— Work to do —
Leave out the pictures and copy each record below exactly.

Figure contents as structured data
******

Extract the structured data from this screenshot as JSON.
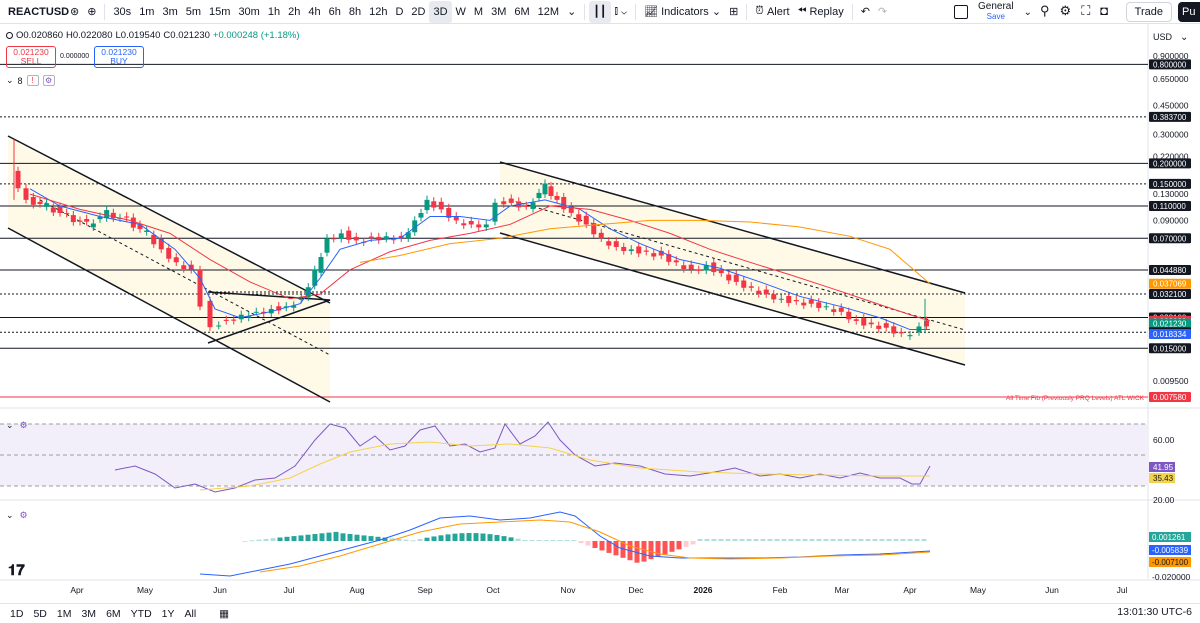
{
  "toolbar": {
    "symbol": "REACTUSD",
    "intervals": [
      "30s",
      "1m",
      "3m",
      "5m",
      "15m",
      "30m",
      "1h",
      "2h",
      "4h",
      "6h",
      "8h",
      "12h",
      "D",
      "2D",
      "3D",
      "W",
      "M",
      "3M",
      "6M",
      "12M"
    ],
    "active_interval": "3D",
    "indicators_label": "Indicators",
    "alert_label": "Alert",
    "replay_label": "Replay",
    "layout_name": "General",
    "layout_sub": "Save",
    "trade_label": "Trade",
    "publish_label": "Pu"
  },
  "legend": {
    "open": "O0.020860",
    "high": "H0.022080",
    "low": "L0.019540",
    "close": "C0.021230",
    "change": "+0.000248 (+1.18%)"
  },
  "order": {
    "sell_price": "0.021230",
    "sell_label": "SELL",
    "spread": "0.000000",
    "buy_price": "0.021230",
    "buy_label": "BUY"
  },
  "indicator_count": "8",
  "currency": "USD",
  "price_axis": {
    "ticks": [
      {
        "v": 0.9,
        "t": "0.900000"
      },
      {
        "v": 0.65,
        "t": "0.650000"
      },
      {
        "v": 0.45,
        "t": "0.450000"
      },
      {
        "v": 0.3,
        "t": "0.300000"
      },
      {
        "v": 0.22,
        "t": "0.220000"
      },
      {
        "v": 0.13,
        "t": "0.130000"
      },
      {
        "v": 0.09,
        "t": "0.090000"
      },
      {
        "v": 0.0095,
        "t": "0.009500"
      }
    ],
    "labels": [
      {
        "v": 0.8,
        "t": "0.800000",
        "bg": "#131722",
        "fg": "#ffffff"
      },
      {
        "v": 0.3837,
        "t": "0.383700",
        "bg": "#131722",
        "fg": "#ffffff"
      },
      {
        "v": 0.2,
        "t": "0.200000",
        "bg": "#131722",
        "fg": "#ffffff"
      },
      {
        "v": 0.15,
        "t": "0.150000",
        "bg": "#131722",
        "fg": "#ffffff"
      },
      {
        "v": 0.11,
        "t": "0.110000",
        "bg": "#131722",
        "fg": "#ffffff"
      },
      {
        "v": 0.07,
        "t": "0.070000",
        "bg": "#131722",
        "fg": "#ffffff"
      },
      {
        "v": 0.04488,
        "t": "0.044880",
        "bg": "#131722",
        "fg": "#ffffff"
      },
      {
        "v": 0.037069,
        "t": "0.037069",
        "bg": "#ff9800",
        "fg": "#ffffff"
      },
      {
        "v": 0.0321,
        "t": "0.032100",
        "bg": "#131722",
        "fg": "#ffffff"
      },
      {
        "v": 0.0231,
        "t": "0.023100",
        "bg": "#131722",
        "fg": "#ffffff"
      },
      {
        "v": 0.022029,
        "t": "0.022029",
        "bg": "#f23645",
        "fg": "#ffffff"
      },
      {
        "v": 0.02123,
        "t": "0.021230",
        "bg": "#089981",
        "fg": "#ffffff",
        "sub": "2d 5h"
      },
      {
        "v": 0.01876,
        "t": "0.018760",
        "bg": "#131722",
        "fg": "#ffffff"
      },
      {
        "v": 0.018334,
        "t": "0.018334",
        "bg": "#2962ff",
        "fg": "#ffffff"
      },
      {
        "v": 0.015,
        "t": "0.015000",
        "bg": "#131722",
        "fg": "#ffffff"
      },
      {
        "v": 0.00758,
        "t": "0.007580",
        "bg": "#f23645",
        "fg": "#ffffff"
      }
    ],
    "fib_label": "All Time Fib (Previously PRQ Levels) ATL WICK"
  },
  "rsi": {
    "ticks": [
      "60.00",
      "20.00"
    ],
    "value": "41.95",
    "ma_value": "35.43"
  },
  "macd": {
    "histogram": "0.001261",
    "macd": "-0.005839",
    "signal": "-0.007100",
    "tick": "-0.020000"
  },
  "time_axis": [
    "Apr",
    "May",
    "Jun",
    "Jul",
    "Aug",
    "Sep",
    "Oct",
    "Nov",
    "Dec",
    "2026",
    "Feb",
    "Mar",
    "Apr",
    "May",
    "Jun",
    "Jul"
  ],
  "range_buttons": [
    "1D",
    "5D",
    "1M",
    "3M",
    "6M",
    "YTD",
    "1Y",
    "All"
  ],
  "clock": "13:01:30 UTC-6",
  "colors": {
    "up": "#089981",
    "down": "#f23645",
    "ma_fast": "#2962ff",
    "ma_mid": "#f23645",
    "ma_slow": "#ff9800",
    "rsi": "#7e57c2"
  }
}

******

— Solved problem —
Extract the structured data from this screenshot as JSON.
{
  "toolbar": {
    "symbol": "REACTUSD",
    "intervals": [
      "30s",
      "1m",
      "3m",
      "5m",
      "15m",
      "30m",
      "1h",
      "2h",
      "4h",
      "6h",
      "8h",
      "12h",
      "D",
      "2D",
      "3D",
      "W",
      "M",
      "3M",
      "6M",
      "12M"
    ],
    "active_interval": "3D",
    "indicators_label": "Indicators",
    "alert_label": "Alert",
    "replay_label": "Replay",
    "layout_name": "General",
    "layout_sub": "Save",
    "trade_label": "Trade",
    "publish_label": "Pu"
  },
  "legend": {
    "open": "O0.020860",
    "high": "H0.022080",
    "low": "L0.019540",
    "close": "C0.021230",
    "change": "+0.000248 (+1.18%)"
  },
  "order": {
    "sell_price": "0.021230",
    "sell_label": "SELL",
    "spread": "0.000000",
    "buy_price": "0.021230",
    "buy_label": "BUY"
  },
  "indicator_count": "8",
  "currency": "USD",
  "price_axis": {
    "ticks": [
      {
        "v": 0.9,
        "t": "0.900000"
      },
      {
        "v": 0.65,
        "t": "0.650000"
      },
      {
        "v": 0.45,
        "t": "0.450000"
      },
      {
        "v": 0.3,
        "t": "0.300000"
      },
      {
        "v": 0.22,
        "t": "0.220000"
      },
      {
        "v": 0.13,
        "t": "0.130000"
      },
      {
        "v": 0.09,
        "t": "0.090000"
      },
      {
        "v": 0.0095,
        "t": "0.009500"
      }
    ],
    "labels": [
      {
        "v": 0.8,
        "t": "0.800000",
        "bg": "#131722",
        "fg": "#ffffff"
      },
      {
        "v": 0.3837,
        "t": "0.383700",
        "bg": "#131722",
        "fg": "#ffffff"
      },
      {
        "v": 0.2,
        "t": "0.200000",
        "bg": "#131722",
        "fg": "#ffffff"
      },
      {
        "v": 0.15,
        "t": "0.150000",
        "bg": "#131722",
        "fg": "#ffffff"
      },
      {
        "v": 0.11,
        "t": "0.110000",
        "bg": "#131722",
        "fg": "#ffffff"
      },
      {
        "v": 0.07,
        "t": "0.070000",
        "bg": "#131722",
        "fg": "#ffffff"
      },
      {
        "v": 0.04488,
        "t": "0.044880",
        "bg": "#131722",
        "fg": "#ffffff"
      },
      {
        "v": 0.037069,
        "t": "0.037069",
        "bg": "#ff9800",
        "fg": "#ffffff"
      },
      {
        "v": 0.0321,
        "t": "0.032100",
        "bg": "#131722",
        "fg": "#ffffff"
      },
      {
        "v": 0.0231,
        "t": "0.023100",
        "bg": "#131722",
        "fg": "#ffffff"
      },
      {
        "v": 0.022029,
        "t": "0.022029",
        "bg": "#f23645",
        "fg": "#ffffff"
      },
      {
        "v": 0.02123,
        "t": "0.021230",
        "bg": "#089981",
        "fg": "#ffffff",
        "sub": "2d 5h"
      },
      {
        "v": 0.01876,
        "t": "0.018760",
        "bg": "#131722",
        "fg": "#ffffff"
      },
      {
        "v": 0.018334,
        "t": "0.018334",
        "bg": "#2962ff",
        "fg": "#ffffff"
      },
      {
        "v": 0.015,
        "t": "0.015000",
        "bg": "#131722",
        "fg": "#ffffff"
      },
      {
        "v": 0.00758,
        "t": "0.007580",
        "bg": "#f23645",
        "fg": "#ffffff"
      }
    ],
    "fib_label": "All Time Fib (Previously PRQ Levels) ATL WICK"
  },
  "rsi": {
    "ticks": [
      "60.00",
      "20.00"
    ],
    "value": "41.95",
    "ma_value": "35.43"
  },
  "macd": {
    "histogram": "0.001261",
    "macd": "-0.005839",
    "signal": "-0.007100",
    "tick": "-0.020000"
  },
  "time_axis": [
    "Apr",
    "May",
    "Jun",
    "Jul",
    "Aug",
    "Sep",
    "Oct",
    "Nov",
    "Dec",
    "2026",
    "Feb",
    "Mar",
    "Apr",
    "May",
    "Jun",
    "Jul"
  ],
  "range_buttons": [
    "1D",
    "5D",
    "1M",
    "3M",
    "6M",
    "YTD",
    "1Y",
    "All"
  ],
  "clock": "13:01:30 UTC-6",
  "colors": {
    "up": "#089981",
    "down": "#f23645",
    "ma_fast": "#2962ff",
    "ma_mid": "#f23645",
    "ma_slow": "#ff9800",
    "rsi": "#7e57c2"
  }
}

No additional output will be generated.